___ ROWS

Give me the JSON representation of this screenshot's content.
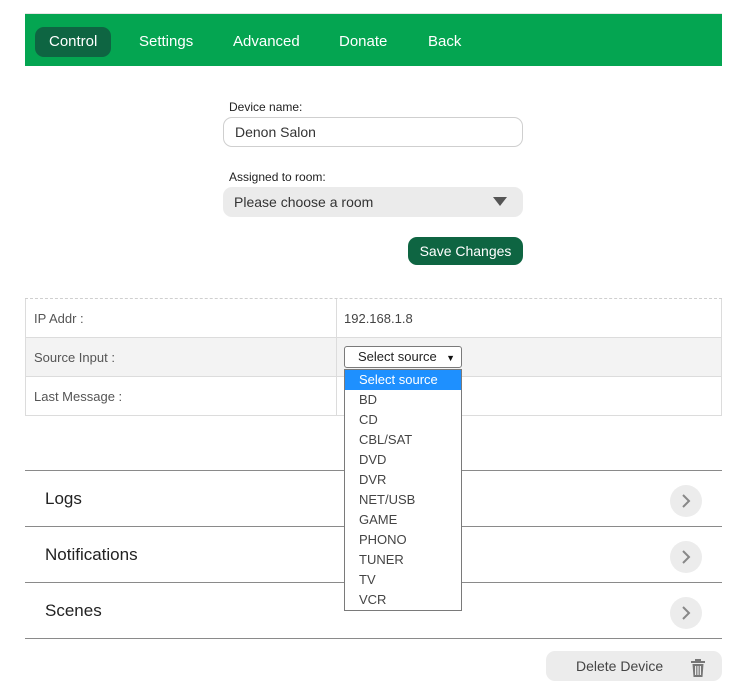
{
  "nav": {
    "items": [
      {
        "label": "Control",
        "active": true
      },
      {
        "label": "Settings",
        "active": false
      },
      {
        "label": "Advanced",
        "active": false
      },
      {
        "label": "Donate",
        "active": false
      },
      {
        "label": "Back",
        "active": false
      }
    ]
  },
  "form": {
    "device_name_label": "Device name:",
    "device_name_value": "Denon Salon",
    "room_label": "Assigned to room:",
    "room_value": "Please choose a room",
    "save_label": "Save Changes"
  },
  "info": {
    "rows": [
      {
        "key": "IP Addr :",
        "value": "192.168.1.8"
      },
      {
        "key": "Source Input :",
        "value": "Select source"
      },
      {
        "key": "Last Message :",
        "value": ""
      }
    ]
  },
  "source_dropdown": {
    "selected": "Select source",
    "options": [
      "Select source",
      "BD",
      "CD",
      "CBL/SAT",
      "DVD",
      "DVR",
      "NET/USB",
      "GAME",
      "PHONO",
      "TUNER",
      "TV",
      "VCR"
    ]
  },
  "sections": [
    {
      "title": "Logs"
    },
    {
      "title": "Notifications"
    },
    {
      "title": "Scenes"
    }
  ],
  "delete_label": "Delete Device",
  "colors": {
    "nav_bg": "#04a551",
    "active_bg": "#0e6542",
    "dropdown_highlight": "#1e90ff"
  },
  "icons": {
    "room_select": "chevron-down-icon",
    "source_select": "triangle-down-icon",
    "section": "chevron-right-icon",
    "delete": "trash-icon"
  }
}
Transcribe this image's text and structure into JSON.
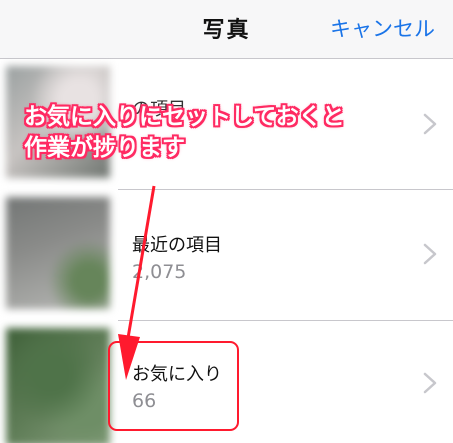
{
  "navbar": {
    "title": "写真",
    "cancel_label": "キャンセル"
  },
  "albums": [
    {
      "title": "の項目",
      "count": ""
    },
    {
      "title": "最近の項目",
      "count": "2,075"
    },
    {
      "title": "お気に入り",
      "count": "66"
    }
  ],
  "annotation": {
    "text": "お気に入りにセットしておくと\n作業が捗ります",
    "color": "#ff2a62"
  },
  "colors": {
    "accent": "#1a74e8",
    "highlight": "#ff1a2e"
  }
}
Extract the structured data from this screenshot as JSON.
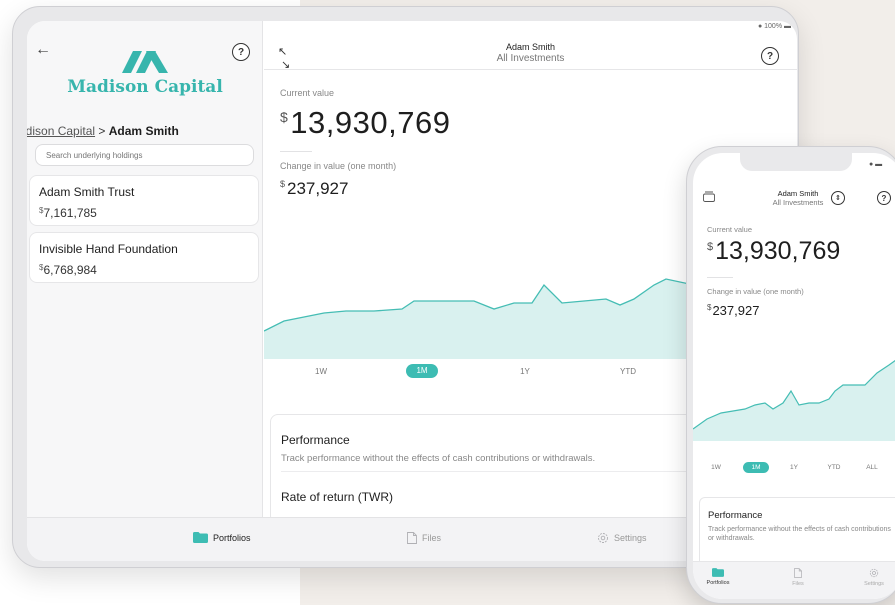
{
  "tablet": {
    "brand": "Madison Capital",
    "breadcrumb": {
      "parent": "adison Capital",
      "separator": ">",
      "current": "Adam Smith"
    },
    "search_placeholder": "Search underlying holdings",
    "holdings": [
      {
        "name": "Adam Smith Trust",
        "currency": "$",
        "value": "7,161,785"
      },
      {
        "name": "Invisible Hand Foundation",
        "currency": "$",
        "value": "6,768,984"
      }
    ],
    "header": {
      "title": "Adam Smith",
      "subtitle": "All Investments",
      "battery": "100%"
    },
    "current_value_label": "Current value",
    "current_value_currency": "$",
    "current_value": "13,930,769",
    "change_label": "Change in value (one month)",
    "change_currency": "$",
    "change_value": "237,927",
    "ranges": [
      "1W",
      "1M",
      "1Y",
      "YTD"
    ],
    "active_range": "1M",
    "performance": {
      "title": "Performance",
      "description": "Track performance without the effects of cash contributions or withdrawals.",
      "rate_label": "Rate of return (TWR)"
    },
    "tabs": [
      "Portfolios",
      "Files",
      "Settings"
    ],
    "help": "?"
  },
  "phone": {
    "header": {
      "title": "Adam Smith",
      "subtitle": "All Investments"
    },
    "current_value_label": "Current value",
    "current_value_currency": "$",
    "current_value": "13,930,769",
    "change_label": "Change in value (one month)",
    "change_currency": "$",
    "change_value": "237,927",
    "ranges": [
      "1W",
      "1M",
      "1Y",
      "YTD",
      "ALL"
    ],
    "performance": {
      "title": "Performance",
      "description": "Track performance without the effects of cash contributions or withdrawals."
    },
    "tabs": [
      "Portfolios",
      "Files",
      "Settings"
    ],
    "help": "?"
  },
  "colors": {
    "accent": "#3dbcb3",
    "brand": "#37b5ad",
    "area_fill": "#d9f1ef"
  },
  "icons": {
    "back": "arrow-left-icon",
    "expand": "expand-icon",
    "folder": "folder-icon",
    "file": "file-icon",
    "gear": "gear-icon"
  }
}
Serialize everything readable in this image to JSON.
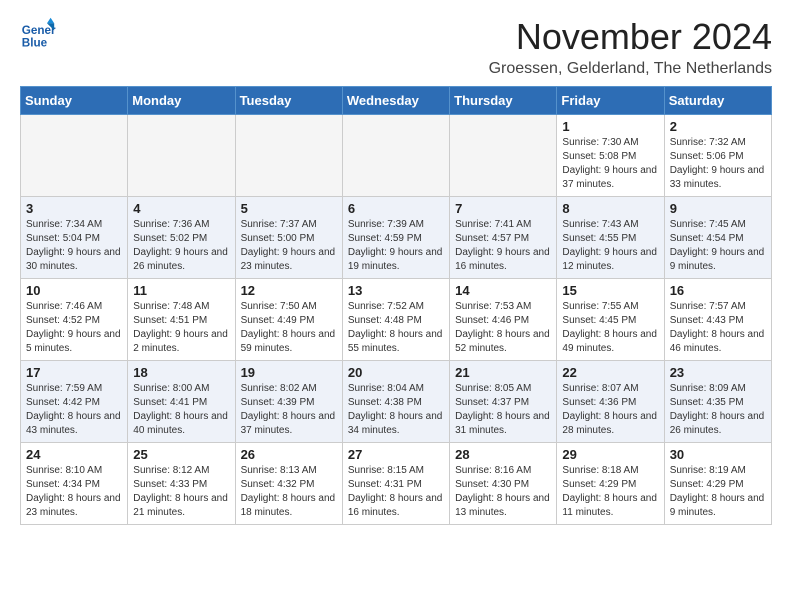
{
  "header": {
    "logo_line1": "General",
    "logo_line2": "Blue",
    "month_title": "November 2024",
    "location": "Groessen, Gelderland, The Netherlands"
  },
  "days_of_week": [
    "Sunday",
    "Monday",
    "Tuesday",
    "Wednesday",
    "Thursday",
    "Friday",
    "Saturday"
  ],
  "weeks": [
    [
      {
        "day": "",
        "empty": true
      },
      {
        "day": "",
        "empty": true
      },
      {
        "day": "",
        "empty": true
      },
      {
        "day": "",
        "empty": true
      },
      {
        "day": "",
        "empty": true
      },
      {
        "day": "1",
        "sunrise": "Sunrise: 7:30 AM",
        "sunset": "Sunset: 5:08 PM",
        "daylight": "Daylight: 9 hours and 37 minutes."
      },
      {
        "day": "2",
        "sunrise": "Sunrise: 7:32 AM",
        "sunset": "Sunset: 5:06 PM",
        "daylight": "Daylight: 9 hours and 33 minutes."
      }
    ],
    [
      {
        "day": "3",
        "sunrise": "Sunrise: 7:34 AM",
        "sunset": "Sunset: 5:04 PM",
        "daylight": "Daylight: 9 hours and 30 minutes."
      },
      {
        "day": "4",
        "sunrise": "Sunrise: 7:36 AM",
        "sunset": "Sunset: 5:02 PM",
        "daylight": "Daylight: 9 hours and 26 minutes."
      },
      {
        "day": "5",
        "sunrise": "Sunrise: 7:37 AM",
        "sunset": "Sunset: 5:00 PM",
        "daylight": "Daylight: 9 hours and 23 minutes."
      },
      {
        "day": "6",
        "sunrise": "Sunrise: 7:39 AM",
        "sunset": "Sunset: 4:59 PM",
        "daylight": "Daylight: 9 hours and 19 minutes."
      },
      {
        "day": "7",
        "sunrise": "Sunrise: 7:41 AM",
        "sunset": "Sunset: 4:57 PM",
        "daylight": "Daylight: 9 hours and 16 minutes."
      },
      {
        "day": "8",
        "sunrise": "Sunrise: 7:43 AM",
        "sunset": "Sunset: 4:55 PM",
        "daylight": "Daylight: 9 hours and 12 minutes."
      },
      {
        "day": "9",
        "sunrise": "Sunrise: 7:45 AM",
        "sunset": "Sunset: 4:54 PM",
        "daylight": "Daylight: 9 hours and 9 minutes."
      }
    ],
    [
      {
        "day": "10",
        "sunrise": "Sunrise: 7:46 AM",
        "sunset": "Sunset: 4:52 PM",
        "daylight": "Daylight: 9 hours and 5 minutes."
      },
      {
        "day": "11",
        "sunrise": "Sunrise: 7:48 AM",
        "sunset": "Sunset: 4:51 PM",
        "daylight": "Daylight: 9 hours and 2 minutes."
      },
      {
        "day": "12",
        "sunrise": "Sunrise: 7:50 AM",
        "sunset": "Sunset: 4:49 PM",
        "daylight": "Daylight: 8 hours and 59 minutes."
      },
      {
        "day": "13",
        "sunrise": "Sunrise: 7:52 AM",
        "sunset": "Sunset: 4:48 PM",
        "daylight": "Daylight: 8 hours and 55 minutes."
      },
      {
        "day": "14",
        "sunrise": "Sunrise: 7:53 AM",
        "sunset": "Sunset: 4:46 PM",
        "daylight": "Daylight: 8 hours and 52 minutes."
      },
      {
        "day": "15",
        "sunrise": "Sunrise: 7:55 AM",
        "sunset": "Sunset: 4:45 PM",
        "daylight": "Daylight: 8 hours and 49 minutes."
      },
      {
        "day": "16",
        "sunrise": "Sunrise: 7:57 AM",
        "sunset": "Sunset: 4:43 PM",
        "daylight": "Daylight: 8 hours and 46 minutes."
      }
    ],
    [
      {
        "day": "17",
        "sunrise": "Sunrise: 7:59 AM",
        "sunset": "Sunset: 4:42 PM",
        "daylight": "Daylight: 8 hours and 43 minutes."
      },
      {
        "day": "18",
        "sunrise": "Sunrise: 8:00 AM",
        "sunset": "Sunset: 4:41 PM",
        "daylight": "Daylight: 8 hours and 40 minutes."
      },
      {
        "day": "19",
        "sunrise": "Sunrise: 8:02 AM",
        "sunset": "Sunset: 4:39 PM",
        "daylight": "Daylight: 8 hours and 37 minutes."
      },
      {
        "day": "20",
        "sunrise": "Sunrise: 8:04 AM",
        "sunset": "Sunset: 4:38 PM",
        "daylight": "Daylight: 8 hours and 34 minutes."
      },
      {
        "day": "21",
        "sunrise": "Sunrise: 8:05 AM",
        "sunset": "Sunset: 4:37 PM",
        "daylight": "Daylight: 8 hours and 31 minutes."
      },
      {
        "day": "22",
        "sunrise": "Sunrise: 8:07 AM",
        "sunset": "Sunset: 4:36 PM",
        "daylight": "Daylight: 8 hours and 28 minutes."
      },
      {
        "day": "23",
        "sunrise": "Sunrise: 8:09 AM",
        "sunset": "Sunset: 4:35 PM",
        "daylight": "Daylight: 8 hours and 26 minutes."
      }
    ],
    [
      {
        "day": "24",
        "sunrise": "Sunrise: 8:10 AM",
        "sunset": "Sunset: 4:34 PM",
        "daylight": "Daylight: 8 hours and 23 minutes."
      },
      {
        "day": "25",
        "sunrise": "Sunrise: 8:12 AM",
        "sunset": "Sunset: 4:33 PM",
        "daylight": "Daylight: 8 hours and 21 minutes."
      },
      {
        "day": "26",
        "sunrise": "Sunrise: 8:13 AM",
        "sunset": "Sunset: 4:32 PM",
        "daylight": "Daylight: 8 hours and 18 minutes."
      },
      {
        "day": "27",
        "sunrise": "Sunrise: 8:15 AM",
        "sunset": "Sunset: 4:31 PM",
        "daylight": "Daylight: 8 hours and 16 minutes."
      },
      {
        "day": "28",
        "sunrise": "Sunrise: 8:16 AM",
        "sunset": "Sunset: 4:30 PM",
        "daylight": "Daylight: 8 hours and 13 minutes."
      },
      {
        "day": "29",
        "sunrise": "Sunrise: 8:18 AM",
        "sunset": "Sunset: 4:29 PM",
        "daylight": "Daylight: 8 hours and 11 minutes."
      },
      {
        "day": "30",
        "sunrise": "Sunrise: 8:19 AM",
        "sunset": "Sunset: 4:29 PM",
        "daylight": "Daylight: 8 hours and 9 minutes."
      }
    ]
  ]
}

______

**OBJECTIVE**
Of all the lines above, how many contain the word "image"? Answer with only the number.

**WRITTEN REPLY**
2